Records for this exercise:
— begin —
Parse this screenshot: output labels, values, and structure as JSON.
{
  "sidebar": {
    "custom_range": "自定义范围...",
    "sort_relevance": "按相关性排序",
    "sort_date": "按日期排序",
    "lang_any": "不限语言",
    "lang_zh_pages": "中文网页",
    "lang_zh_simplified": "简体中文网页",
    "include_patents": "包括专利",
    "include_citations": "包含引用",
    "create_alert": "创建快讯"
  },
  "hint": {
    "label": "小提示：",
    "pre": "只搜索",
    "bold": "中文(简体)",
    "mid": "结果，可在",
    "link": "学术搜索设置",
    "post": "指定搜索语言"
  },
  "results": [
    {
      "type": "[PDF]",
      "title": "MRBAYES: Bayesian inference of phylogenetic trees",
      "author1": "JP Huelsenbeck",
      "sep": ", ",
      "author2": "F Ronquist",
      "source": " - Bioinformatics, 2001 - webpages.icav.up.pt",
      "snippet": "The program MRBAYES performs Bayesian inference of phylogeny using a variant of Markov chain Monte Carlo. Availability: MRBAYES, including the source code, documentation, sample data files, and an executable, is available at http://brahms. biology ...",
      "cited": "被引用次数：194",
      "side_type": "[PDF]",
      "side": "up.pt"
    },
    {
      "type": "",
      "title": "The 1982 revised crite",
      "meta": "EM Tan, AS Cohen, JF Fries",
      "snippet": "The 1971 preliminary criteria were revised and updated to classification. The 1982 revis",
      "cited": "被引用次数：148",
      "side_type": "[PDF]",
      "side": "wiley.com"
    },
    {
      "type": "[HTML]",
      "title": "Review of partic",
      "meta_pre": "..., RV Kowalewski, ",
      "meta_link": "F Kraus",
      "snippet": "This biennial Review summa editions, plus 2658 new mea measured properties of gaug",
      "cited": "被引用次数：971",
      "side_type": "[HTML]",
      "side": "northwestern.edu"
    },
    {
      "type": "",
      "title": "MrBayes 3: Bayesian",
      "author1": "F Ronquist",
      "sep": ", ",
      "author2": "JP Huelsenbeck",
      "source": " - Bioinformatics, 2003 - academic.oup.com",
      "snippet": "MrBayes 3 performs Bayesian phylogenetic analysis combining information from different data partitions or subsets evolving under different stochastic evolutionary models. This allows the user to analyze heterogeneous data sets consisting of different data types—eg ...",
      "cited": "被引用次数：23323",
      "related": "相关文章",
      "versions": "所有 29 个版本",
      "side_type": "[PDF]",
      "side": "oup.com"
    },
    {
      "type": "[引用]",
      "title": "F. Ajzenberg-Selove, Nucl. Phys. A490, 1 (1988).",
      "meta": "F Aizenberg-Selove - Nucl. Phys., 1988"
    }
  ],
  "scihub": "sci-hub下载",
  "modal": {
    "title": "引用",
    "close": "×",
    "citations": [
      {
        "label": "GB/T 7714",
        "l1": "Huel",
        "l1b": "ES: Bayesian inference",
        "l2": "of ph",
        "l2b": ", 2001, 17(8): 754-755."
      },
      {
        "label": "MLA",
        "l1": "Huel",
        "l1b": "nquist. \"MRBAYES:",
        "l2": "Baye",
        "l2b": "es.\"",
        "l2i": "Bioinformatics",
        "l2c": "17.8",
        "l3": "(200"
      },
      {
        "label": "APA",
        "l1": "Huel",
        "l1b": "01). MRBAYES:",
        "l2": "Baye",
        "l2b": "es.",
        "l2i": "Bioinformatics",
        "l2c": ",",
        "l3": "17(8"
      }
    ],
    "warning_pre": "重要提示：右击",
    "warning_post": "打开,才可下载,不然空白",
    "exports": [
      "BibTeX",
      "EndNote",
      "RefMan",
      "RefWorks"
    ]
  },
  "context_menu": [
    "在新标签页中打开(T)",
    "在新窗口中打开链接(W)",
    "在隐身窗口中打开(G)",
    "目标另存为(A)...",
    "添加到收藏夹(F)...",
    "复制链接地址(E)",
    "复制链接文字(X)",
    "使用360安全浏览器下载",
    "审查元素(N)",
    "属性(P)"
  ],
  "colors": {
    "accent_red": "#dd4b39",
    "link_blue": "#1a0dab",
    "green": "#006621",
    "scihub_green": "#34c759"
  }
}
— end —
Stated exercise:
Look through the listing and extract every line with "Bioinformatics" in it.

Result of this task:
      "source": " - Bioinformatics, 2001 - webpages.icav.up.pt",
      "source": " - Bioinformatics, 2003 - academic.oup.com",
        "l2i": "Bioinformatics",
        "l2i": "Bioinformatics",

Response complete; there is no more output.